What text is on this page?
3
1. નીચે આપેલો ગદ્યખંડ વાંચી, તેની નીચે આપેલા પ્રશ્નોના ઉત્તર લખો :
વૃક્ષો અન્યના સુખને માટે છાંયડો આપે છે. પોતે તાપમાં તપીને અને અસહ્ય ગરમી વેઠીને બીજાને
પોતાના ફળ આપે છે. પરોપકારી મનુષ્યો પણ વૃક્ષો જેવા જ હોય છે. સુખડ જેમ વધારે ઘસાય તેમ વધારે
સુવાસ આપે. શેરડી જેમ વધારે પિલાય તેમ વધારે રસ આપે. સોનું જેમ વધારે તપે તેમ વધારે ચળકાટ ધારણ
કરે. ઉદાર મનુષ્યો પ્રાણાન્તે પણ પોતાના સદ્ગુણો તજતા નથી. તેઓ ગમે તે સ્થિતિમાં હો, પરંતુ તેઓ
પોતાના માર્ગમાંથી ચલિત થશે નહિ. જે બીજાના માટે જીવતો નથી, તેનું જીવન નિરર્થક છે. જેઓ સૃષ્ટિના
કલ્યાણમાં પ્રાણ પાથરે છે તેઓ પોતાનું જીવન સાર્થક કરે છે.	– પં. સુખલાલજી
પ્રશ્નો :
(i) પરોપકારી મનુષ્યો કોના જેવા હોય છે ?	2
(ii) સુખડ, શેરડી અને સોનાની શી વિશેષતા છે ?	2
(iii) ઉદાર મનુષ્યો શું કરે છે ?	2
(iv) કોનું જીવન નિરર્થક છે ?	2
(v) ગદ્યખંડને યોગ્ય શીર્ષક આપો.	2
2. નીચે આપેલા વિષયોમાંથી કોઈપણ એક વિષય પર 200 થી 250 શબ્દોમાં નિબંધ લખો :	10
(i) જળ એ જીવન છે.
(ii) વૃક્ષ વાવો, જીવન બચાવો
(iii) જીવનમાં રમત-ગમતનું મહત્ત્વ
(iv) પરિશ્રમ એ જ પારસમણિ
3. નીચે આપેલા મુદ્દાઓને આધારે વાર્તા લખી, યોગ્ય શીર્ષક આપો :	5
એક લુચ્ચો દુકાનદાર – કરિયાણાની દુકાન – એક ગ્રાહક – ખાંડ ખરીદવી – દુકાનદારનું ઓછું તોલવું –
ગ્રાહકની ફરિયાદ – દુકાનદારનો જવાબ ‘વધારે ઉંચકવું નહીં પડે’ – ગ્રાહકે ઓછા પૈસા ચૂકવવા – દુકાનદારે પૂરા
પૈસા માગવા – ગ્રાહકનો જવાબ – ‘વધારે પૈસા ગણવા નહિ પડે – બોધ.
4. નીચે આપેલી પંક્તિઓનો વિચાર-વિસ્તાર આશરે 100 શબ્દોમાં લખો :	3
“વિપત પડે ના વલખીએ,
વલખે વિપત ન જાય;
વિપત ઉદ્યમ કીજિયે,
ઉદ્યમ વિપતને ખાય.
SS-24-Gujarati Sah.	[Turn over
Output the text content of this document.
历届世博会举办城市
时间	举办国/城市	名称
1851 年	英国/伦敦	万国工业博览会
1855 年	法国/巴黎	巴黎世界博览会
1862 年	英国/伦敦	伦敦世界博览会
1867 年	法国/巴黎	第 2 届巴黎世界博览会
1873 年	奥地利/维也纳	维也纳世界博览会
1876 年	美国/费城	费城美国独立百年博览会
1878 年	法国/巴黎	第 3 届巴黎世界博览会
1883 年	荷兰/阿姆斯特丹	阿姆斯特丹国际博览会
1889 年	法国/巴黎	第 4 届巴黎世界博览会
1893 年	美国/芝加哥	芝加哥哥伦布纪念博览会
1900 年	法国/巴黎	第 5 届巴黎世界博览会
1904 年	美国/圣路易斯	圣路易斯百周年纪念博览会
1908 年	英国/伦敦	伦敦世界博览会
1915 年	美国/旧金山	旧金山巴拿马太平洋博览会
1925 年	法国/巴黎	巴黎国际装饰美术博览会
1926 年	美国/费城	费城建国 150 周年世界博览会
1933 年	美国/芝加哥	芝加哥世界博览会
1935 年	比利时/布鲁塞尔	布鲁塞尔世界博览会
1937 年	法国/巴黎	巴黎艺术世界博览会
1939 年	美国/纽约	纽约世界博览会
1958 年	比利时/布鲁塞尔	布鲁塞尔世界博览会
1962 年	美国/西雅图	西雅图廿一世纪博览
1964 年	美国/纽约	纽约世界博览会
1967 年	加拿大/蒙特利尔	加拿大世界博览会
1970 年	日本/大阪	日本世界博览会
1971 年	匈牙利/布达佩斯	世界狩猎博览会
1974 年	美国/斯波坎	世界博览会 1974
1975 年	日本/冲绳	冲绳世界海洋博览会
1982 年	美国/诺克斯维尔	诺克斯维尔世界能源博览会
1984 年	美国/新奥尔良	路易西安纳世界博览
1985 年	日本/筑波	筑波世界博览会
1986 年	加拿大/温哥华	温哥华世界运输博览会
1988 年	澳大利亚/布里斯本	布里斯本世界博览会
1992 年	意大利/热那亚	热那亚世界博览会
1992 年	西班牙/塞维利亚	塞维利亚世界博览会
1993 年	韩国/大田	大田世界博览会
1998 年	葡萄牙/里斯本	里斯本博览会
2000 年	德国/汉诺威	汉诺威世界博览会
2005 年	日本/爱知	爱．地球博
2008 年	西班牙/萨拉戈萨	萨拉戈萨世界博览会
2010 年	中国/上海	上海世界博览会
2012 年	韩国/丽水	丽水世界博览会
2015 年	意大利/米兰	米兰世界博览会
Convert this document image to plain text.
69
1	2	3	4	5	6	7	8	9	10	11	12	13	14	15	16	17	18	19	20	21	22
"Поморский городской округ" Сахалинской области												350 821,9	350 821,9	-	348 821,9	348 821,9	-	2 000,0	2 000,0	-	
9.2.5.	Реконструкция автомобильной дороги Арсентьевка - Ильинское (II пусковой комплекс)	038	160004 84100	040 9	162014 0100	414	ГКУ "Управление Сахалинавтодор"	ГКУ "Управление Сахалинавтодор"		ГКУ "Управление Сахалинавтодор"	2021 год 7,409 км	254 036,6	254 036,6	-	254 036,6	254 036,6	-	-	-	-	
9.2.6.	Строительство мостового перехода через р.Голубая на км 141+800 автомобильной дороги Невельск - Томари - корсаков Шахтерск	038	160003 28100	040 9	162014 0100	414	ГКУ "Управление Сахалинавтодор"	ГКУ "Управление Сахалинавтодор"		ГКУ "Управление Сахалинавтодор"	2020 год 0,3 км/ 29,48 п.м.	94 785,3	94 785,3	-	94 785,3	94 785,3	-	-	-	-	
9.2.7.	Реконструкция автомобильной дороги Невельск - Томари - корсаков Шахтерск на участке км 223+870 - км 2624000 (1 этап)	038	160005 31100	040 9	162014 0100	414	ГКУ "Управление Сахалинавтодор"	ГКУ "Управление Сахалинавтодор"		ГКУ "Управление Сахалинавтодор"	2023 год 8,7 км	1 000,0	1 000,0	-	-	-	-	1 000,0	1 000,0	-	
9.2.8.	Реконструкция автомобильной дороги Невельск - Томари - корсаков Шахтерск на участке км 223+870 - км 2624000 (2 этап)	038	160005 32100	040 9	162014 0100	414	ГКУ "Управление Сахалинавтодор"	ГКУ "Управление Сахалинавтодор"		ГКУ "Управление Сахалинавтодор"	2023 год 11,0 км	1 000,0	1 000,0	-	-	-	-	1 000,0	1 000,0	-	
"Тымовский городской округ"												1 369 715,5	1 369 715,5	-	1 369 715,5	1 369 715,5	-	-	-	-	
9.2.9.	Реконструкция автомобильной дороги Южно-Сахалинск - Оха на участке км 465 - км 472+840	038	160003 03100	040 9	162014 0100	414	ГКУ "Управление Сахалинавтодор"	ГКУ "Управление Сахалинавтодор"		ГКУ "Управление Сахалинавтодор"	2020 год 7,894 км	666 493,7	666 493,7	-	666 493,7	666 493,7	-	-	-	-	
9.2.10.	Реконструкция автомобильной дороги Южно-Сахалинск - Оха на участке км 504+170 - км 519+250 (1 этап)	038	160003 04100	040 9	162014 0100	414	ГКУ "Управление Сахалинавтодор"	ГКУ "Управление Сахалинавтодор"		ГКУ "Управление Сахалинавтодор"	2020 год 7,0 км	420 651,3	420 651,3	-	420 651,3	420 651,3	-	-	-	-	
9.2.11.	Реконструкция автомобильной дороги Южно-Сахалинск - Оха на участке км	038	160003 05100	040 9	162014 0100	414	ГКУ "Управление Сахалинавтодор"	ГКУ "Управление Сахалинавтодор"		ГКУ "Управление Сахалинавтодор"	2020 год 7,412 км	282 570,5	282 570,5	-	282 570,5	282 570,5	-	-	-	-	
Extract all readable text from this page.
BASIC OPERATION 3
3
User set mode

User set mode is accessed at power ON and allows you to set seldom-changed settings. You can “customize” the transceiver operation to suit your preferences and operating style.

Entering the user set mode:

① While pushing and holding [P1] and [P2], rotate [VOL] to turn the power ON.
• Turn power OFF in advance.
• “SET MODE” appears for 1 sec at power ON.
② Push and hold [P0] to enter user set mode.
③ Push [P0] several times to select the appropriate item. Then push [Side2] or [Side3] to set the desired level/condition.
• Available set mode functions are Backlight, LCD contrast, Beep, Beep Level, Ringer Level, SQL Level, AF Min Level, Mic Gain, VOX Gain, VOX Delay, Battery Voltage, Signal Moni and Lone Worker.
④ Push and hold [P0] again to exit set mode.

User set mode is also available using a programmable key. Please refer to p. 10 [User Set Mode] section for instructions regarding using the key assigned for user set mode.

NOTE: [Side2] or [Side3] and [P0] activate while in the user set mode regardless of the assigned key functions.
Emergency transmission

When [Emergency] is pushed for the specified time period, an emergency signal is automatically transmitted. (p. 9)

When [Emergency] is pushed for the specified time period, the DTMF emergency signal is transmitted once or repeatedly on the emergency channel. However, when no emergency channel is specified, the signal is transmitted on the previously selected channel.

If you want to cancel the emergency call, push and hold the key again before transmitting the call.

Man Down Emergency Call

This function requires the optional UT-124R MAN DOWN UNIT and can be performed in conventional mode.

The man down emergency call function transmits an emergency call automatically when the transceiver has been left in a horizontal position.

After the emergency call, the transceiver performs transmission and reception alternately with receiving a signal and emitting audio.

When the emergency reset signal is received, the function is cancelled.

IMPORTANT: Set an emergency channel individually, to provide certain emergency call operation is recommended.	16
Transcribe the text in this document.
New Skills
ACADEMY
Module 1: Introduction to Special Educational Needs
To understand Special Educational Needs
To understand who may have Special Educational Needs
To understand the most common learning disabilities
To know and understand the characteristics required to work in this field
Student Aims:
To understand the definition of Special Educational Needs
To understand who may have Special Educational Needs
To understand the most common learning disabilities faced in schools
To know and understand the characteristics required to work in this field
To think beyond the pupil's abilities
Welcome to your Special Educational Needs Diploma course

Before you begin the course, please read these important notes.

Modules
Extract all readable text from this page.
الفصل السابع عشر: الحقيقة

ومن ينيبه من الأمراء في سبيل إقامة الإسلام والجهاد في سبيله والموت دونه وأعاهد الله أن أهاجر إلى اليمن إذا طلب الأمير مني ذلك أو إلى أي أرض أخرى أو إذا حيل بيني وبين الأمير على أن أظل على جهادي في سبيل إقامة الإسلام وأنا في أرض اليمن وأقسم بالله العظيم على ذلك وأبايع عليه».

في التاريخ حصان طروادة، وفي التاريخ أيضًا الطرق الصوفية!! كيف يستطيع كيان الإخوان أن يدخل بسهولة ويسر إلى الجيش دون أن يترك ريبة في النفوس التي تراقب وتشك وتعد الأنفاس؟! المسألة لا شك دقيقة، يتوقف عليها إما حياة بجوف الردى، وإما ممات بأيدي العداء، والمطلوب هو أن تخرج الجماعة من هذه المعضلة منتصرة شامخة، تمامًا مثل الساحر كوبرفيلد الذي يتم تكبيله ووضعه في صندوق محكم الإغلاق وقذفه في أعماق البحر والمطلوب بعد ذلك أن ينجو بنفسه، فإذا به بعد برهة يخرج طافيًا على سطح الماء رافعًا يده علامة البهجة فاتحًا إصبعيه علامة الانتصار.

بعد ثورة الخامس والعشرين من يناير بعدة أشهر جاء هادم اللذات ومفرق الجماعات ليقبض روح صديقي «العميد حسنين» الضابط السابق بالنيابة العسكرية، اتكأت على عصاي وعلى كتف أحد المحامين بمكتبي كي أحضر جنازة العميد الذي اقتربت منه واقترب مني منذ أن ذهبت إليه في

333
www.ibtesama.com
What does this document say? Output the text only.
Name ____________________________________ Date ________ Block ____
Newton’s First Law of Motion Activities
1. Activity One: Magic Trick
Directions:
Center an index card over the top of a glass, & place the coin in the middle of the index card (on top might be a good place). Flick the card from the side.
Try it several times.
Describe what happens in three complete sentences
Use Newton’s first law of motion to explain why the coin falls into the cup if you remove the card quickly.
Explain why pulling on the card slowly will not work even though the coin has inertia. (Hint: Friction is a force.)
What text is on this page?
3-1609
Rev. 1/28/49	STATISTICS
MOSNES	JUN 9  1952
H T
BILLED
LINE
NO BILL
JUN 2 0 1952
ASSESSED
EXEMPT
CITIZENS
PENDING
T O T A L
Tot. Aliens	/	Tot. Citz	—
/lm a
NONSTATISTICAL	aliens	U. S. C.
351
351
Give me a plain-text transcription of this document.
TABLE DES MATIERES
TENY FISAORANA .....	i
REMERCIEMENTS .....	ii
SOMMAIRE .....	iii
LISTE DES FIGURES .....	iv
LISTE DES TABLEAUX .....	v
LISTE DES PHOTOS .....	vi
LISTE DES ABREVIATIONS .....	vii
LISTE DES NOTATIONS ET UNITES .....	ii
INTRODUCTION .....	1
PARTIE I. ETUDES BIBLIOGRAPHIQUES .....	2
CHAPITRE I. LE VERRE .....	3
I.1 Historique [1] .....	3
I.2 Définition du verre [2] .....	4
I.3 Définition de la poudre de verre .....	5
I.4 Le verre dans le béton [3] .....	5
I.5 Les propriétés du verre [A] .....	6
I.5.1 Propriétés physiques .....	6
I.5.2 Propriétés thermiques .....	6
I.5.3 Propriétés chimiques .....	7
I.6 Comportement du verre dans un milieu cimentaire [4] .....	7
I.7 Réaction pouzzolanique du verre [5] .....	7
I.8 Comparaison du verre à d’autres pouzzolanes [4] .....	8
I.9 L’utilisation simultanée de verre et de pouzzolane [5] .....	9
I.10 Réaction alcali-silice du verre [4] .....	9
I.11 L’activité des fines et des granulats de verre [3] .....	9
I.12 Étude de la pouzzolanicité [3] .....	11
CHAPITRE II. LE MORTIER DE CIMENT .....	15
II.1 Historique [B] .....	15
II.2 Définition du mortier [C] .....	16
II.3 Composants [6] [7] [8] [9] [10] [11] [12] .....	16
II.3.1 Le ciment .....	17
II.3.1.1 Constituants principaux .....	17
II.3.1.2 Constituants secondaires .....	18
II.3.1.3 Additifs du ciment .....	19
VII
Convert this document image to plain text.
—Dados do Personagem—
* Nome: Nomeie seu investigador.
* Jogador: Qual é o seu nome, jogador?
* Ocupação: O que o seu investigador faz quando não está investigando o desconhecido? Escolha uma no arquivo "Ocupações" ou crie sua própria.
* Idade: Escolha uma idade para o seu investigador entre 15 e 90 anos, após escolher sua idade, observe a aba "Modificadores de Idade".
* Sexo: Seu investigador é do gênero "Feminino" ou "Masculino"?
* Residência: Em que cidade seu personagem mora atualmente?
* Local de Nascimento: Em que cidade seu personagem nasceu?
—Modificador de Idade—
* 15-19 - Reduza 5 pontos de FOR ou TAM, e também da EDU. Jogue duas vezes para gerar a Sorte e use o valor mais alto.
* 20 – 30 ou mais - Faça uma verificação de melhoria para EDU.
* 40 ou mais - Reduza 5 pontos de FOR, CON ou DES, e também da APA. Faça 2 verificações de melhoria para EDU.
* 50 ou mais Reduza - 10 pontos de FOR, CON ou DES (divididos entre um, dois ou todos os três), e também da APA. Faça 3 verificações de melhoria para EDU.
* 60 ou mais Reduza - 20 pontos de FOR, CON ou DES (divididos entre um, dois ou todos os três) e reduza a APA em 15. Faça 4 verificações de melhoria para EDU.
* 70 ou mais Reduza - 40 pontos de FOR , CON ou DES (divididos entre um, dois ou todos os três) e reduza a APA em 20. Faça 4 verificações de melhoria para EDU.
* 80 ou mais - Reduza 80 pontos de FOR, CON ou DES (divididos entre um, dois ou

[GOAL]
Copy out each line of the data where the string "também" appears.

[EXPECTED OUTPUT]
* 15-19 - Reduza 5 pontos de FOR ou TAM, e também da EDU. Jogue duas vezes para gerar a Sorte e use o valor mais alto.
* 40 ou mais - Reduza 5 pontos de FOR, CON ou DES, e também da APA. Faça 2 verificações de melhoria para EDU.
* 50 ou mais Reduza - 10 pontos de FOR, CON ou DES (divididos entre um, dois ou todos os três), e também da APA. Faça 3 verificações de melhoria para EDU.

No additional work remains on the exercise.